▶ **INSTRUCTION**: Retype all of the data. Every line must match exactly.

▶ **RECORDS TO PROCESS**:
^^^^
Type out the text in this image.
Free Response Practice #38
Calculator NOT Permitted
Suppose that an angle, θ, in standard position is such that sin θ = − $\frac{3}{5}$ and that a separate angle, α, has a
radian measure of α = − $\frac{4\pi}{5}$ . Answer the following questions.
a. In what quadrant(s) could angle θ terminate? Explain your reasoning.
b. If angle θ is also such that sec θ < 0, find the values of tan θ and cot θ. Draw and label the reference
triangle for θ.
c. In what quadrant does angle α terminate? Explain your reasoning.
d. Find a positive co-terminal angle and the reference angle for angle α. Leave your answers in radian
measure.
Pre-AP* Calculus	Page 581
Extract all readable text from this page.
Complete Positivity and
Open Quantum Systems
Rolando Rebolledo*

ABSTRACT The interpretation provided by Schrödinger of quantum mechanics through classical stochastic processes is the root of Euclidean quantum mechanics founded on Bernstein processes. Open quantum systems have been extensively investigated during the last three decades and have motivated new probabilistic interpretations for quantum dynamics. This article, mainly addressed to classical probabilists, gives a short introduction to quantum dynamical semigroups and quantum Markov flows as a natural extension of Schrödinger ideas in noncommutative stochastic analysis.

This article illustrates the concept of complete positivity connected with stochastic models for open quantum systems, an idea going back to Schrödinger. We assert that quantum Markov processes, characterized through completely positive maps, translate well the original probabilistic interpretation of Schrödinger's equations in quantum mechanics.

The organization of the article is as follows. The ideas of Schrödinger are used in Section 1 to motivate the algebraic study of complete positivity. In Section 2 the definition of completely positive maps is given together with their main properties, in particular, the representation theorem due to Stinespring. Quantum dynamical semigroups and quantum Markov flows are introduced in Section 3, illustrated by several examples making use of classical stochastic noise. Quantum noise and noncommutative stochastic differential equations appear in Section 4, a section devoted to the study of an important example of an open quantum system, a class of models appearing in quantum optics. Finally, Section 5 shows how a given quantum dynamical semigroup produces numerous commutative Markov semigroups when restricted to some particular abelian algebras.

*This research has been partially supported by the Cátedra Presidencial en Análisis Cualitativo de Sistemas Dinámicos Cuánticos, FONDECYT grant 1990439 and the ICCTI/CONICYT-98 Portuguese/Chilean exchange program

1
^^^^
▶ **ANSWER BELOW**:
Type out the text in this image.
Free Response Practice #38
Calculator NOT Permitted
Suppose that an angle, θ, in standard position is such that sin θ = − $\frac{3}{5}$ and that a separate angle, α, has a
radian measure of α = − $\frac{4\pi}{5}$ . Answer the following questions.
a. In what quadrant(s) could angle θ terminate? Explain your reasoning.
b. If angle θ is also such that sec θ < 0, find the values of tan θ and cot θ. Draw and label the reference
triangle for θ.
c. In what quadrant does angle α terminate? Explain your reasoning.
d. Find a positive co-terminal angle and the reference angle for angle α. Leave your answers in radian
measure.
Pre-AP* Calculus	Page 581
Extract all readable text from this page.
Complete Positivity and
Open Quantum Systems
Rolando Rebolledo*

ABSTRACT The interpretation provided by Schrödinger of quantum mechanics through classical stochastic processes is the root of Euclidean quantum mechanics founded on Bernstein processes. Open quantum systems have been extensively investigated during the last three decades and have motivated new probabilistic interpretations for quantum dynamics. This article, mainly addressed to classical probabilists, gives a short introduction to quantum dynamical semigroups and quantum Markov flows as a natural extension of Schrödinger ideas in noncommutative stochastic analysis.

This article illustrates the concept of complete positivity connected with stochastic models for open quantum systems, an idea going back to Schrödinger. We assert that quantum Markov processes, characterized through completely positive maps, translate well the original probabilistic interpretation of Schrödinger's equations in quantum mechanics.

The organization of the article is as follows. The ideas of Schrödinger are used in Section 1 to motivate the algebraic study of complete positivity. In Section 2 the definition of completely positive maps is given together with their main properties, in particular, the representation theorem due to Stinespring. Quantum dynamical semigroups and quantum Markov flows are introduced in Section 3, illustrated by several examples making use of classical stochastic noise. Quantum noise and noncommutative stochastic differential equations appear in Section 4, a section devoted to the study of an important example of an open quantum system, a class of models appearing in quantum optics. Finally, Section 5 shows how a given quantum dynamical semigroup produces numerous commutative Markov semigroups when restricted to some particular abelian algebras.

*This research has been partially supported by the Cátedra Presidencial en Análisis Cualitativo de Sistemas Dinámicos Cuánticos, FONDECYT grant 1990439 and the ICCTI/CONICYT-98 Portuguese/Chilean exchange program

1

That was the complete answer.